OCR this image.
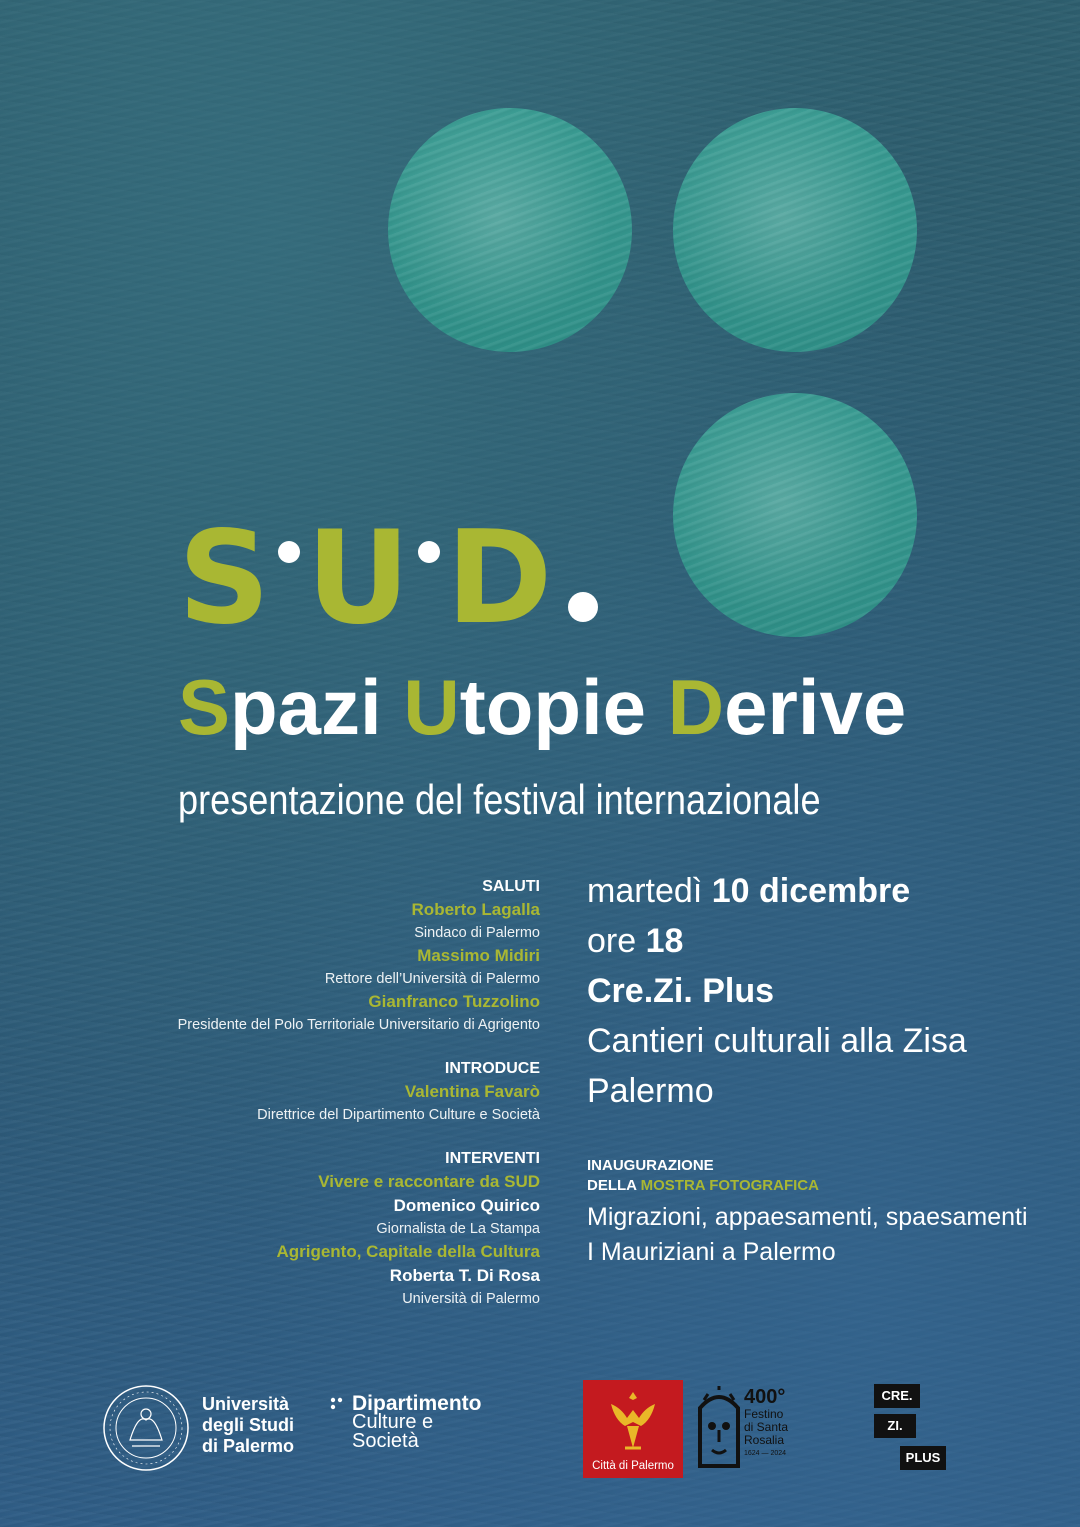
S U D
Spazi Utopie Derive
presentazione del festival internazionale
SALUTI
Roberto Lagalla
Sindaco di Palermo
Massimo Midiri
Rettore dell’Università di Palermo
Gianfranco Tuzzolino
Presidente del Polo Territoriale Universitario di Agrigento
INTRODUCE
Valentina Favarò
Direttrice del Dipartimento Culture e Società
INTERVENTI
Vivere e raccontare da SUD
Domenico Quirico
Giornalista de La Stampa
Agrigento, Capitale della Cultura
Roberta T. Di Rosa
Università di Palermo
martedì 10 dicembre
ore 18
Cre.Zi. Plus
Cantieri culturali alla Zisa
Palermo
INAUGURAZIONE
DELLA MOSTRA FOTOGRAFICA
Migrazioni, appaesamenti, spaesamenti
I Mauriziani a Palermo
Università
degli Studi
di Palermo
Dipartimento
Culture e
Società
Città di Palermo
400°
Festino
di Santa
Rosalia
1624 — 2024
CRE.
ZI.
PLUS
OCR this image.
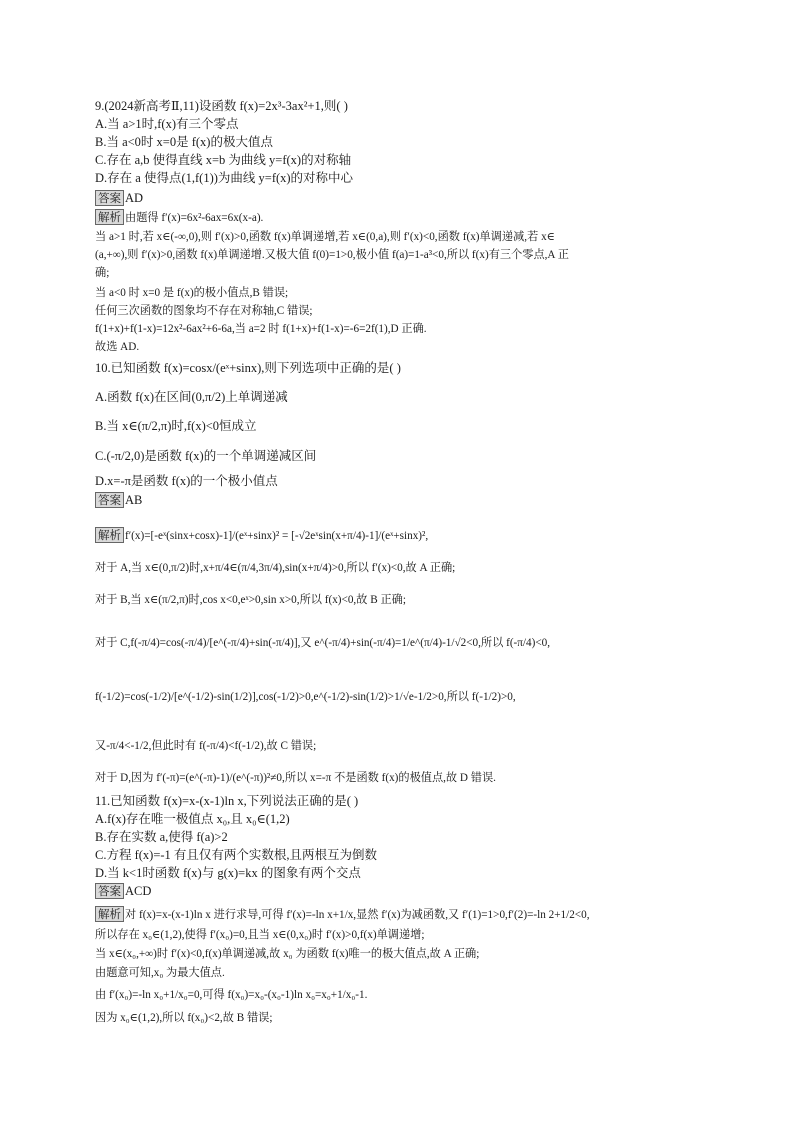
9.(2024新高考Ⅱ,11)设函数 f(x)=2x³-3ax²+1,则( )
A.当 a>1时,f(x)有三个零点
B.当 a<0时 x=0是 f(x)的极大值点
C.存在 a,b 使得直线 x=b 为曲线 y=f(x)的对称轴
D.存在 a 使得点(1,f(1))为曲线 y=f(x)的对称中心
答案 AD
解析 由题得 f′(x)=6x²-6ax=6x(x-a).
当 a>1 时,若 x∈(-∞,0),则 f′(x)>0,函数 f(x)单调递增,若 x∈(0,a),则 f′(x)<0,函数 f(x)单调递减,若 x∈
(a,+∞),则 f′(x)>0,函数 f(x)单调递增.又极大值 f(0)=1>0,极小值 f(a)=1-a³<0,所以 f(x)有三个零点,A 正
确;
当 a<0 时 x=0 是 f(x)的极小值点,B 错误;
任何三次函数的图象均不存在对称轴,C 错误;
f(1+x)+f(1-x)=12x²-6ax²+6-6a,当 a=2 时 f(1+x)+f(1-x)=-6=2f(1),D 正确.
故选 AD.
10.已知函数 f(x)=cosx/(eˣ+sinx),则下列选项中正确的是( )
A.函数 f(x)在区间(0,π/2)上单调递减
B.当 x∈(π/2,π)时,f(x)<0恒成立
C.(-π/2,0)是函数 f(x)的一个单调递减区间
D.x=-π是函数 f(x)的一个极小值点
答案 AB
解析 f′(x)=[-eˣ(sinx+cosx)-1]/(eˣ+sinx)² = [-√2eˣsin(x+π/4)-1]/(eˣ+sinx)²,
对于 A,当 x∈(0,π/2)时,x+π/4∈(π/4,3π/4),sin(x+π/4)>0,所以 f′(x)<0,故 A 正确;
对于 B,当 x∈(π/2,π)时,cos x<0,eˣ>0,sin x>0,所以 f(x)<0,故 B 正确;
对于 C,f(-π/4)=cos(-π/4)/[e^(-π/4)+sin(-π/4)],又 e^(-π/4)+sin(-π/4)=1/e^(π/4)-1/√2<0,所以 f(-π/4)<0,
f(-1/2)=cos(-1/2)/[e^(-1/2)-sin(1/2)],cos(-1/2)>0,e^(-1/2)-sin(1/2)>1/√e-1/2>0,所以 f(-1/2)>0,
又-π/4<-1/2,但此时有 f(-π/4)<f(-1/2),故 C 错误;
对于 D,因为 f′(-π)=(e^(-π)-1)/(e^(-π))²≠0,所以 x=-π 不是函数 f(x)的极值点,故 D 错误.
11.已知函数 f(x)=x-(x-1)ln x,下列说法正确的是( )
A.f(x)存在唯一极值点 x₀,且 x₀∈(1,2)
B.存在实数 a,使得 f(a)>2
C.方程 f(x)=-1 有且仅有两个实数根,且两根互为倒数
D.当 k<1时函数 f(x)与 g(x)=kx 的图象有两个交点
答案 ACD
解析 对 f(x)=x-(x-1)ln x 进行求导,可得 f′(x)=-ln x+1/x,显然 f′(x)为减函数,又 f′(1)=1>0,f′(2)=-ln 2+1/2<0,
所以存在 x₀∈(1,2),使得 f′(x₀)=0,且当 x∈(0,x₀)时 f′(x)>0,f(x)单调递增;
当 x∈(x₀,+∞)时 f′(x)<0,f(x)单调递减,故 x₀ 为函数 f(x)唯一的极大值点,故 A 正确;
由题意可知,x₀ 为最大值点.
由 f′(x₀)=-ln x₀+1/x₀=0,可得 f(x₀)=x₀-(x₀-1)ln x₀=x₀+1/x₀-1.
因为 x₀∈(1,2),所以 f(x₀)<2,故 B 错误;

....................

◆ WHAT NEEDS TO BE DONE
Find every line in the records that has the string "有三个零点", then state how many there are and nothing else.

◆ REPLY TO THE TASK
2